The task ▸
Write the listing out again, all of it, word for word.

Information supplied ▸
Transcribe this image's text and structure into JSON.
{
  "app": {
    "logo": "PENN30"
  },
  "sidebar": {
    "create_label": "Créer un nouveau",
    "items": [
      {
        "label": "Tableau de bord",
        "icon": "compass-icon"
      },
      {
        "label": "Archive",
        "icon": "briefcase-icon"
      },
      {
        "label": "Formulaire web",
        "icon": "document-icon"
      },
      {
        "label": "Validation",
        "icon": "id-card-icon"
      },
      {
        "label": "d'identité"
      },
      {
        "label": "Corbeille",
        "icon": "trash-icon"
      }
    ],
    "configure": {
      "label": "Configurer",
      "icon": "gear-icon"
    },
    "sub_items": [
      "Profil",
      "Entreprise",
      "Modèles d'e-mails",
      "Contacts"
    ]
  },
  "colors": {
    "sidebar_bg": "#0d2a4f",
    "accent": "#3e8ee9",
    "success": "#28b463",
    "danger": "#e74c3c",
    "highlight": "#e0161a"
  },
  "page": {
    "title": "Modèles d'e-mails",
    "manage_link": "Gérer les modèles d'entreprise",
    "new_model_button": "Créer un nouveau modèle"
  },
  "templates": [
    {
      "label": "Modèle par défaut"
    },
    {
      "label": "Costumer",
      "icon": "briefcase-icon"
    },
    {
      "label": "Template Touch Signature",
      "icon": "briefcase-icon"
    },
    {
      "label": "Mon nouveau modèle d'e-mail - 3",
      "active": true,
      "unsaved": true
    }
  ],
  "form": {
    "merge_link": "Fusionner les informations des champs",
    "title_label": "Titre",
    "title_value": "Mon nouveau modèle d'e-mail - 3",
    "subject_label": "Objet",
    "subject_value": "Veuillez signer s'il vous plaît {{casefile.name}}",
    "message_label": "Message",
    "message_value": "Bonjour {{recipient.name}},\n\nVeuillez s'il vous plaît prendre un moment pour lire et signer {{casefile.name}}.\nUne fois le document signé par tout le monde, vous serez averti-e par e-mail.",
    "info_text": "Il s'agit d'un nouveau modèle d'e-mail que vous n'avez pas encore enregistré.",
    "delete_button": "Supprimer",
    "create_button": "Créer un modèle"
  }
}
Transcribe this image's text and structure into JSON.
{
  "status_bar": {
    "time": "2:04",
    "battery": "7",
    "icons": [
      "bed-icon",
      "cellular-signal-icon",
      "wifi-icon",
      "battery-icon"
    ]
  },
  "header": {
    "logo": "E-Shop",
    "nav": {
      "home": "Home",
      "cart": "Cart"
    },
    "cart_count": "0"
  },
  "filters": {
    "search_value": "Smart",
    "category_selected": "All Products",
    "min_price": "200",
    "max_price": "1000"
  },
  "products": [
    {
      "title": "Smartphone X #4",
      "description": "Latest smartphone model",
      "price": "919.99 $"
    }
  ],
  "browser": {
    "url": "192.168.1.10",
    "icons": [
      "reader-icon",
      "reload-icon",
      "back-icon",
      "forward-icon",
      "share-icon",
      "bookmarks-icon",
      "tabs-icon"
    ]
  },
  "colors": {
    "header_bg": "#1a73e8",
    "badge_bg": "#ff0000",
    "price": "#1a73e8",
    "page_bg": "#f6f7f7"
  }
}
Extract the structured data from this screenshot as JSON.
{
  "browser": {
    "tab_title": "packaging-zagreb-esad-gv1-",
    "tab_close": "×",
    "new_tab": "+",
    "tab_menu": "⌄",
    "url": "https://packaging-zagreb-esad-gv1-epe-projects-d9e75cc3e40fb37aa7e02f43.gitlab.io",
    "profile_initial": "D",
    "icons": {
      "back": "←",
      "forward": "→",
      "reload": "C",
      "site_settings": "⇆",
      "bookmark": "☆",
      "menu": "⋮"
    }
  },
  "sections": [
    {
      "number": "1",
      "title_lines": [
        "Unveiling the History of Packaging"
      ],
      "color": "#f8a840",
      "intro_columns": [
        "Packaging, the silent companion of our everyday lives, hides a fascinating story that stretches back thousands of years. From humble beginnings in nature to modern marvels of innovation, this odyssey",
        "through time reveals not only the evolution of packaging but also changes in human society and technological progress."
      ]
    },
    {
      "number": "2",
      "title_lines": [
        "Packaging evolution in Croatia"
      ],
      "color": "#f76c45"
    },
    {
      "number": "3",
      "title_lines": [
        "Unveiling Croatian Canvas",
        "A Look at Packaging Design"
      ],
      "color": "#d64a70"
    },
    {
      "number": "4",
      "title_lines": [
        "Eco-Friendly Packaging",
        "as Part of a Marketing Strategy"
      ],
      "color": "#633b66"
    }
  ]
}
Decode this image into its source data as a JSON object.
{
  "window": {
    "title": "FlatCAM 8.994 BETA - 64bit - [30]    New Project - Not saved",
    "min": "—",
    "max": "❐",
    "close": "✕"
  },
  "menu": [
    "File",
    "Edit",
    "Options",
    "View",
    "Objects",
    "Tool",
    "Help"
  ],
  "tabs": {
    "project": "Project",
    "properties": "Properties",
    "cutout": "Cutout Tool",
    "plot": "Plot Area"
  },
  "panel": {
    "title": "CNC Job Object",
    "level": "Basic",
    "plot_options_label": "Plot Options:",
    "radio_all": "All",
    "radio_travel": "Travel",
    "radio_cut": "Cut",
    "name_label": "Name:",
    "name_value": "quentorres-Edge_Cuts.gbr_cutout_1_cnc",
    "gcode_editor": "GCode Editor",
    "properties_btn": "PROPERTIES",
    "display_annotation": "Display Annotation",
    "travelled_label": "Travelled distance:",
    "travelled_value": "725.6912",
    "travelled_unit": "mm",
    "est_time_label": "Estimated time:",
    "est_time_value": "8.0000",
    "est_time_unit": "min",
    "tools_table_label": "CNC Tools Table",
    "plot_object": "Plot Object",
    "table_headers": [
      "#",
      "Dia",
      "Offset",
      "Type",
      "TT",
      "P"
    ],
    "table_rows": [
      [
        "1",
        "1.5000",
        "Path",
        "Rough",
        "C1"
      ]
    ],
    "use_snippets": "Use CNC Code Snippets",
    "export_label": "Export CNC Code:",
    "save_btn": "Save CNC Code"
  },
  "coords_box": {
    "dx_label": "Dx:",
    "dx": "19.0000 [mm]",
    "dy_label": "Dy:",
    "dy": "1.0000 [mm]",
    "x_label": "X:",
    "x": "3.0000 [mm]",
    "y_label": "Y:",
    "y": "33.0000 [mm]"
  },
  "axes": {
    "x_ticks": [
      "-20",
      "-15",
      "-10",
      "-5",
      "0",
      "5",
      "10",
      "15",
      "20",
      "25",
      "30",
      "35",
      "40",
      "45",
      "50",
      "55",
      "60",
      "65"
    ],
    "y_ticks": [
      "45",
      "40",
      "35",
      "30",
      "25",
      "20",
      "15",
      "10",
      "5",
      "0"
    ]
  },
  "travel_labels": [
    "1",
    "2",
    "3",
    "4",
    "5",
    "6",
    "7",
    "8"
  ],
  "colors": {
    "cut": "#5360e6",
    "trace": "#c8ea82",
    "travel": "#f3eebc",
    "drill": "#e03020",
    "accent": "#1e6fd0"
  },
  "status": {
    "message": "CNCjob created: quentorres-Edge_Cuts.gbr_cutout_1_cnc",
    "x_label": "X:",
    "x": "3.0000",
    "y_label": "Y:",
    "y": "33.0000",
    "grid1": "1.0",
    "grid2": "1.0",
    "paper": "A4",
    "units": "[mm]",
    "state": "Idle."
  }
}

Task answer ▸
Transcribe this image's text and structure into JSON.
{
  "app": {
    "logo": "PENN30"
  },
  "sidebar": {
    "create_label": "Créer un nouveau",
    "items": [
      {
        "label": "Tableau de bord",
        "icon": "compass-icon"
      },
      {
        "label": "Archive",
        "icon": "briefcase-icon"
      },
      {
        "label": "Formulaire web",
        "icon": "document-icon"
      },
      {
        "label": "Validation",
        "icon": "id-card-icon"
      },
      {
        "label": "d'identité"
      },
      {
        "label": "Corbeille",
        "icon": "trash-icon"
      }
    ],
    "configure": {
      "label": "Configurer",
      "icon": "gear-icon"
    },
    "sub_items": [
      "Profil",
      "Entreprise",
      "Modèles d'e-mails",
      "Contacts"
    ]
  },
  "colors": {
    "sidebar_bg": "#0d2a4f",
    "accent": "#3e8ee9",
    "success": "#28b463",
    "danger": "#e74c3c",
    "highlight": "#e0161a"
  },
  "page": {
    "title": "Modèles d'e-mails",
    "manage_link": "Gérer les modèles d'entreprise",
    "new_model_button": "Créer un nouveau modèle"
  },
  "templates": [
    {
      "label": "Modèle par défaut"
    },
    {
      "label": "Costumer",
      "icon": "briefcase-icon"
    },
    {
      "label": "Template Touch Signature",
      "icon": "briefcase-icon"
    },
    {
      "label": "Mon nouveau modèle d'e-mail - 3",
      "active": true,
      "unsaved": true
    }
  ],
  "form": {
    "merge_link": "Fusionner les informations des champs",
    "title_label": "Titre",
    "title_value": "Mon nouveau modèle d'e-mail - 3",
    "subject_label": "Objet",
    "subject_value": "Veuillez signer s'il vous plaît {{casefile.name}}",
    "message_label": "Message",
    "message_value": "Bonjour {{recipient.name}},\n\nVeuillez s'il vous plaît prendre un moment pour lire et signer {{casefile.name}}.\nUne fois le document signé par tout le monde, vous serez averti-e par e-mail.",
    "info_text": "Il s'agit d'un nouveau modèle d'e-mail que vous n'avez pas encore enregistré.",
    "delete_button": "Supprimer",
    "create_button": "Créer un modèle"
  }
}
Transcribe this image's text and structure into JSON.
{
  "status_bar": {
    "time": "2:04",
    "battery": "7",
    "icons": [
      "bed-icon",
      "cellular-signal-icon",
      "wifi-icon",
      "battery-icon"
    ]
  },
  "header": {
    "logo": "E-Shop",
    "nav": {
      "home": "Home",
      "cart": "Cart"
    },
    "cart_count": "0"
  },
  "filters": {
    "search_value": "Smart",
    "category_selected": "All Products",
    "min_price": "200",
    "max_price": "1000"
  },
  "products": [
    {
      "title": "Smartphone X #4",
      "description": "Latest smartphone model",
      "price": "919.99 $"
    }
  ],
  "browser": {
    "url": "192.168.1.10",
    "icons": [
      "reader-icon",
      "reload-icon",
      "back-icon",
      "forward-icon",
      "share-icon",
      "bookmarks-icon",
      "tabs-icon"
    ]
  },
  "colors": {
    "header_bg": "#1a73e8",
    "badge_bg": "#ff0000",
    "price": "#1a73e8",
    "page_bg": "#f6f7f7"
  }
}
Extract the structured data from this screenshot as JSON.
{
  "browser": {
    "tab_title": "packaging-zagreb-esad-gv1-",
    "tab_close": "×",
    "new_tab": "+",
    "tab_menu": "⌄",
    "url": "https://packaging-zagreb-esad-gv1-epe-projects-d9e75cc3e40fb37aa7e02f43.gitlab.io",
    "profile_initial": "D",
    "icons": {
      "back": "←",
      "forward": "→",
      "reload": "C",
      "site_settings": "⇆",
      "bookmark": "☆",
      "menu": "⋮"
    }
  },
  "sections": [
    {
      "number": "1",
      "title_lines": [
        "Unveiling the History of Packaging"
      ],
      "color": "#f8a840",
      "intro_columns": [
        "Packaging, the silent companion of our everyday lives, hides a fascinating story that stretches back thousands of years. From humble beginnings in nature to modern marvels of innovation, this odyssey",
        "through time reveals not only the evolution of packaging but also changes in human society and technological progress."
      ]
    },
    {
      "number": "2",
      "title_lines": [
        "Packaging evolution in Croatia"
      ],
      "color": "#f76c45"
    },
    {
      "number": "3",
      "title_lines": [
        "Unveiling Croatian Canvas",
        "A Look at Packaging Design"
      ],
      "color": "#d64a70"
    },
    {
      "number": "4",
      "title_lines": [
        "Eco-Friendly Packaging",
        "as Part of a Marketing Strategy"
      ],
      "color": "#633b66"
    }
  ]
}
Decode this image into its source data as a JSON object.
{
  "window": {
    "title": "FlatCAM 8.994 BETA - 64bit - [30]    New Project - Not saved",
    "min": "—",
    "max": "❐",
    "close": "✕"
  },
  "menu": [
    "File",
    "Edit",
    "Options",
    "View",
    "Objects",
    "Tool",
    "Help"
  ],
  "tabs": {
    "project": "Project",
    "properties": "Properties",
    "cutout": "Cutout Tool",
    "plot": "Plot Area"
  },
  "panel": {
    "title": "CNC Job Object",
    "level": "Basic",
    "plot_options_label": "Plot Options:",
    "radio_all": "All",
    "radio_travel": "Travel",
    "radio_cut": "Cut",
    "name_label": "Name:",
    "name_value": "quentorres-Edge_Cuts.gbr_cutout_1_cnc",
    "gcode_editor": "GCode Editor",
    "properties_btn": "PROPERTIES",
    "display_annotation": "Display Annotation",
    "travelled_label": "Travelled distance:",
    "travelled_value": "725.6912",
    "travelled_unit": "mm",
    "est_time_label": "Estimated time:",
    "est_time_value": "8.0000",
    "est_time_unit": "min",
    "tools_table_label": "CNC Tools Table",
    "plot_object": "Plot Object",
    "table_headers": [
      "#",
      "Dia",
      "Offset",
      "Type",
      "TT",
      "P"
    ],
    "table_rows": [
      [
        "1",
        "1.5000",
        "Path",
        "Rough",
        "C1"
      ]
    ],
    "use_snippets": "Use CNC Code Snippets",
    "export_label": "Export CNC Code:",
    "save_btn": "Save CNC Code"
  },
  "coords_box": {
    "dx_label": "Dx:",
    "dx": "19.0000 [mm]",
    "dy_label": "Dy:",
    "dy": "1.0000 [mm]",
    "x_label": "X:",
    "x": "3.0000 [mm]",
    "y_label": "Y:",
    "y": "33.0000 [mm]"
  },
  "axes": {
    "x_ticks": [
      "-20",
      "-15",
      "-10",
      "-5",
      "0",
      "5",
      "10",
      "15",
      "20",
      "25",
      "30",
      "35",
      "40",
      "45",
      "50",
      "55",
      "60",
      "65"
    ],
    "y_ticks": [
      "45",
      "40",
      "35",
      "30",
      "25",
      "20",
      "15",
      "10",
      "5",
      "0"
    ]
  },
  "travel_labels": [
    "1",
    "2",
    "3",
    "4",
    "5",
    "6",
    "7",
    "8"
  ],
  "colors": {
    "cut": "#5360e6",
    "trace": "#c8ea82",
    "travel": "#f3eebc",
    "drill": "#e03020",
    "accent": "#1e6fd0"
  },
  "status": {
    "message": "CNCjob created: quentorres-Edge_Cuts.gbr_cutout_1_cnc",
    "x_label": "X:",
    "x": "3.0000",
    "y_label": "Y:",
    "y": "33.0000",
    "grid1": "1.0",
    "grid2": "1.0",
    "paper": "A4",
    "units": "[mm]",
    "state": "Idle."
  }
}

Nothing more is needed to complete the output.